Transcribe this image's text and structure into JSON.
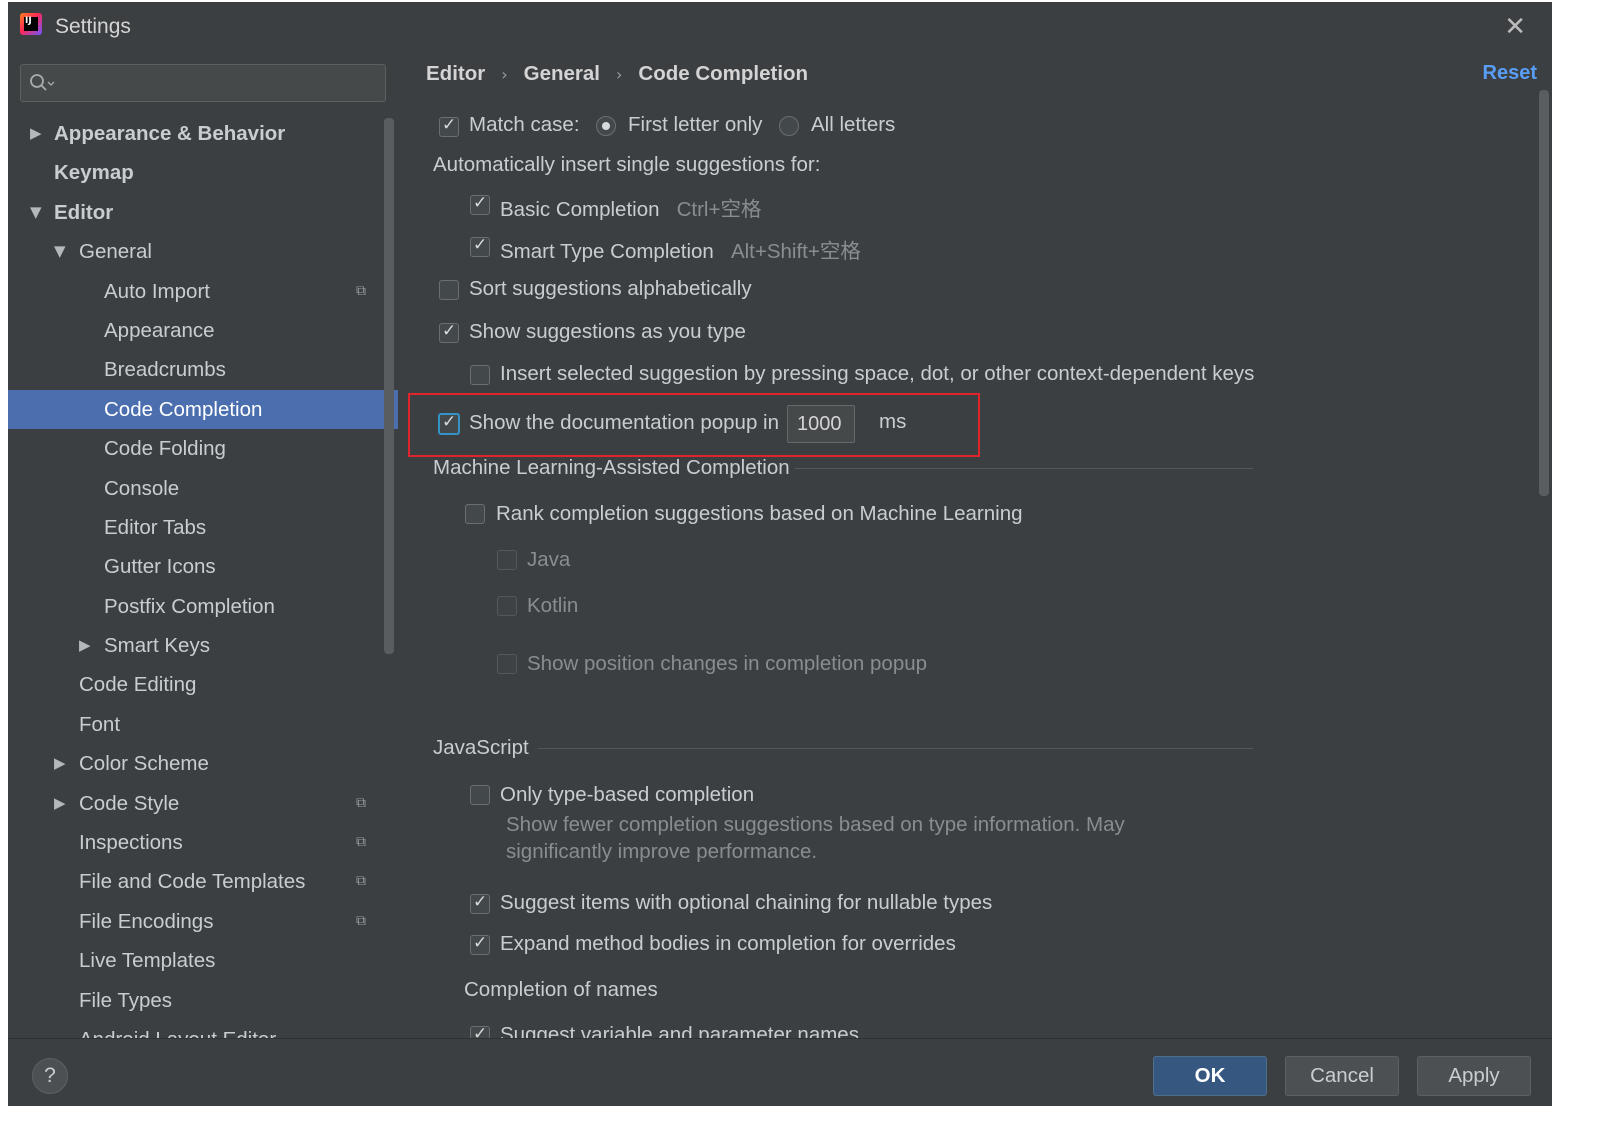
{
  "window": {
    "title": "Settings",
    "close_icon": "close-icon"
  },
  "sidebar": {
    "search": {
      "placeholder": ""
    },
    "items": [
      {
        "label": "Appearance & Behavior",
        "arrow": "▶",
        "bold": true
      },
      {
        "label": "Keymap",
        "bold": true
      },
      {
        "label": "Editor",
        "arrow": "▼",
        "bold": true
      },
      {
        "label": "General",
        "arrow": "▼"
      },
      {
        "label": "Auto Import",
        "icon": "project-settings-icon"
      },
      {
        "label": "Appearance"
      },
      {
        "label": "Breadcrumbs"
      },
      {
        "label": "Code Completion",
        "selected": true
      },
      {
        "label": "Code Folding"
      },
      {
        "label": "Console"
      },
      {
        "label": "Editor Tabs"
      },
      {
        "label": "Gutter Icons"
      },
      {
        "label": "Postfix Completion"
      },
      {
        "label": "Smart Keys",
        "arrow": "▶"
      },
      {
        "label": "Code Editing"
      },
      {
        "label": "Font"
      },
      {
        "label": "Color Scheme",
        "arrow": "▶"
      },
      {
        "label": "Code Style",
        "arrow": "▶",
        "icon": "project-settings-icon"
      },
      {
        "label": "Inspections",
        "icon": "project-settings-icon"
      },
      {
        "label": "File and Code Templates",
        "icon": "project-settings-icon"
      },
      {
        "label": "File Encodings",
        "icon": "project-settings-icon"
      },
      {
        "label": "Live Templates"
      },
      {
        "label": "File Types"
      },
      {
        "label": "Android Layout Editor"
      }
    ]
  },
  "content": {
    "breadcrumb": [
      "Editor",
      "General",
      "Code Completion"
    ],
    "reset_label": "Reset",
    "match_case_label": "Match case:",
    "match_case_checked": true,
    "radio_first_letter": "First letter only",
    "radio_all_letters": "All letters",
    "auto_insert_heading": "Automatically insert single suggestions for:",
    "basic_completion": "Basic Completion",
    "basic_completion_shortcut": "Ctrl+空格",
    "smart_type_completion": "Smart Type Completion",
    "smart_type_shortcut": "Alt+Shift+空格",
    "sort_alpha": "Sort suggestions alphabetically",
    "show_as_type": "Show suggestions as you type",
    "insert_selected": "Insert selected suggestion by pressing space, dot, or other context-dependent keys",
    "doc_popup_label": "Show the documentation popup in",
    "doc_popup_value": "1000",
    "doc_popup_unit": "ms",
    "ml_section": "Machine Learning-Assisted Completion",
    "ml_rank": "Rank completion suggestions based on Machine Learning",
    "ml_java": "Java",
    "ml_kotlin": "Kotlin",
    "ml_show_position": "Show position changes in completion popup",
    "js_section": "JavaScript",
    "js_only_type": "Only type-based completion",
    "js_only_type_desc1": "Show fewer completion suggestions based on type information. May",
    "js_only_type_desc2": "significantly improve performance.",
    "js_optional_chaining": "Suggest items with optional chaining for nullable types",
    "js_expand_method": "Expand method bodies in completion for overrides",
    "completion_of_names": "Completion of names",
    "suggest_variable_names": "Suggest variable and parameter names"
  },
  "footer": {
    "help_label": "?",
    "ok_label": "OK",
    "cancel_label": "Cancel",
    "apply_label": "Apply"
  },
  "colors": {
    "background": "#3c3f41",
    "selection": "#4b6eaf",
    "link": "#589df6",
    "primary_button": "#365880",
    "highlight_border": "#e0242c"
  }
}
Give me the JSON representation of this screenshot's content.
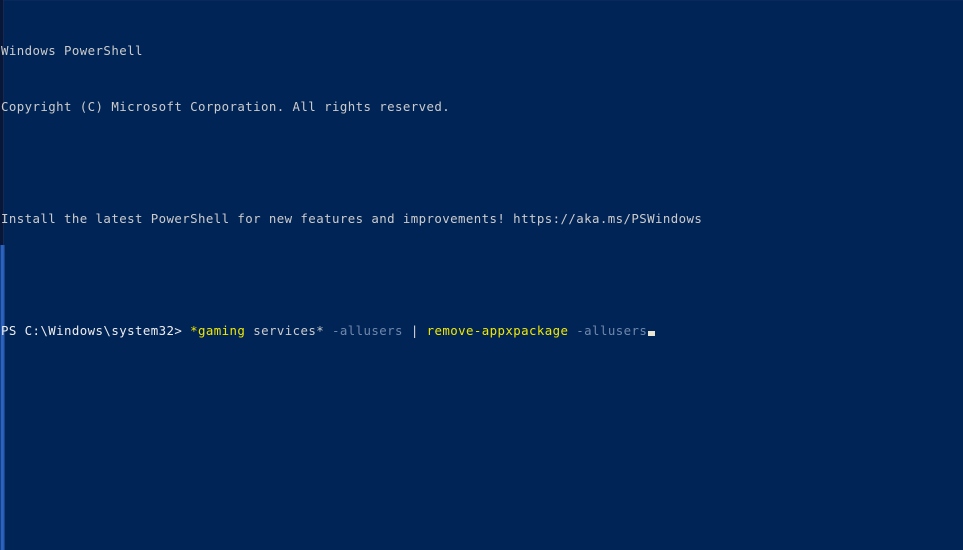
{
  "window": {
    "title": "Windows PowerShell",
    "background_color": "#012456",
    "foreground_color": "#cccccc"
  },
  "console": {
    "banner": {
      "product_line": "Windows PowerShell",
      "copyright_line": "Copyright (C) Microsoft Corporation. All rights reserved.",
      "blank_line_1": " ",
      "upgrade_line": "Install the latest PowerShell for new features and improvements! https://aka.ms/PSWindows",
      "blank_line_2": " "
    },
    "prompt": {
      "text": "PS C:\\Windows\\system32>",
      "color": "#eeeeee"
    },
    "command": {
      "full_text": "*gaming services* -allusers | remove-appxpackage -allusers",
      "tokens": [
        {
          "text": "*gaming",
          "role": "command-name",
          "color": "#f0e800"
        },
        {
          "text": " services*",
          "role": "command-name-tail",
          "color": "#cccccc"
        },
        {
          "text": " -allusers",
          "role": "parameter",
          "color": "#6f87ab"
        },
        {
          "text": " |",
          "role": "pipe-operator",
          "color": "#d8d8d8"
        },
        {
          "text": " remove-appxpackage",
          "role": "command-name",
          "color": "#f0e800"
        },
        {
          "text": " -allusers",
          "role": "parameter",
          "color": "#6f87ab"
        }
      ]
    },
    "cursor": {
      "shape": "underscore-block",
      "color": "#e8e4cf"
    }
  },
  "scrollbar": {
    "name": "vertical-scrollbar",
    "orientation": "vertical",
    "edge": "left",
    "track_color": "#07173a",
    "thumb_color": "#1d52a8"
  }
}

════════════════════

EXERCISE BRIEF => Without the pictures, return the entries exactly as they appear.

EXERCISE OUTPUT =>
Transcribe this image's text and structure into JSON.
{
  "window": {
    "title": "Settings",
    "close_icon": "close-icon"
  },
  "sidebar": {
    "search": {
      "placeholder": ""
    },
    "items": [
      {
        "label": "Appearance & Behavior",
        "arrow": "▶",
        "bold": true
      },
      {
        "label": "Keymap",
        "bold": true
      },
      {
        "label": "Editor",
        "arrow": "▼",
        "bold": true
      },
      {
        "label": "General",
        "arrow": "▼"
      },
      {
        "label": "Auto Import",
        "icon": "project-settings-icon"
      },
      {
        "label": "Appearance"
      },
      {
        "label": "Breadcrumbs"
      },
      {
        "label": "Code Completion",
        "selected": true
      },
      {
        "label": "Code Folding"
      },
      {
        "label": "Console"
      },
      {
        "label": "Editor Tabs"
      },
      {
        "label": "Gutter Icons"
      },
      {
        "label": "Postfix Completion"
      },
      {
        "label": "Smart Keys",
        "arrow": "▶"
      },
      {
        "label": "Code Editing"
      },
      {
        "label": "Font"
      },
      {
        "label": "Color Scheme",
        "arrow": "▶"
      },
      {
        "label": "Code Style",
        "arrow": "▶",
        "icon": "project-settings-icon"
      },
      {
        "label": "Inspections",
        "icon": "project-settings-icon"
      },
      {
        "label": "File and Code Templates",
        "icon": "project-settings-icon"
      },
      {
        "label": "File Encodings",
        "icon": "project-settings-icon"
      },
      {
        "label": "Live Templates"
      },
      {
        "label": "File Types"
      },
      {
        "label": "Android Layout Editor"
      }
    ]
  },
  "content": {
    "breadcrumb": [
      "Editor",
      "General",
      "Code Completion"
    ],
    "reset_label": "Reset",
    "match_case_label": "Match case:",
    "match_case_checked": true,
    "radio_first_letter": "First letter only",
    "radio_all_letters": "All letters",
    "auto_insert_heading": "Automatically insert single suggestions for:",
    "basic_completion": "Basic Completion",
    "basic_completion_shortcut": "Ctrl+空格",
    "smart_type_completion": "Smart Type Completion",
    "smart_type_shortcut": "Alt+Shift+空格",
    "sort_alpha": "Sort suggestions alphabetically",
    "show_as_type": "Show suggestions as you type",
    "insert_selected": "Insert selected suggestion by pressing space, dot, or other context-dependent keys",
    "doc_popup_label": "Show the documentation popup in",
    "doc_popup_value": "1000",
    "doc_popup_unit": "ms",
    "ml_section": "Machine Learning-Assisted Completion",
    "ml_rank": "Rank completion suggestions based on Machine Learning",
    "ml_java": "Java",
    "ml_kotlin": "Kotlin",
    "ml_show_position": "Show position changes in completion popup",
    "js_section": "JavaScript",
    "js_only_type": "Only type-based completion",
    "js_only_type_desc1": "Show fewer completion suggestions based on type information. May",
    "js_only_type_desc2": "significantly improve performance.",
    "js_optional_chaining": "Suggest items with optional chaining for nullable types",
    "js_expand_method": "Expand method bodies in completion for overrides",
    "completion_of_names": "Completion of names",
    "suggest_variable_names": "Suggest variable and parameter names"
  },
  "footer": {
    "help_label": "?",
    "ok_label": "OK",
    "cancel_label": "Cancel",
    "apply_label": "Apply"
  },
  "colors": {
    "background": "#3c3f41",
    "selection": "#4b6eaf",
    "link": "#589df6",
    "primary_button": "#365880",
    "highlight_border": "#e0242c"
  }
}
Give me the JSON representation of this screenshot's content.
{
  "window": {
    "title": "Windows PowerShell",
    "background_color": "#012456",
    "foreground_color": "#cccccc"
  },
  "console": {
    "banner": {
      "product_line": "Windows PowerShell",
      "copyright_line": "Copyright (C) Microsoft Corporation. All rights reserved.",
      "blank_line_1": " ",
      "upgrade_line": "Install the latest PowerShell for new features and improvements! https://aka.ms/PSWindows",
      "blank_line_2": " "
    },
    "prompt": {
      "text": "PS C:\\Windows\\system32>",
      "color": "#eeeeee"
    },
    "command": {
      "full_text": "*gaming services* -allusers | remove-appxpackage -allusers",
      "tokens": [
        {
          "text": "*gaming",
          "role": "command-name",
          "color": "#f0e800"
        },
        {
          "text": " services*",
          "role": "command-name-tail",
          "color": "#cccccc"
        },
        {
          "text": " -allusers",
          "role": "parameter",
          "color": "#6f87ab"
        },
        {
          "text": " |",
          "role": "pipe-operator",
          "color": "#d8d8d8"
        },
        {
          "text": " remove-appxpackage",
          "role": "command-name",
          "color": "#f0e800"
        },
        {
          "text": " -allusers",
          "role": "parameter",
          "color": "#6f87ab"
        }
      ]
    },
    "cursor": {
      "shape": "underscore-block",
      "color": "#e8e4cf"
    }
  },
  "scrollbar": {
    "name": "vertical-scrollbar",
    "orientation": "vertical",
    "edge": "left",
    "track_color": "#07173a",
    "thumb_color": "#1d52a8"
  }
}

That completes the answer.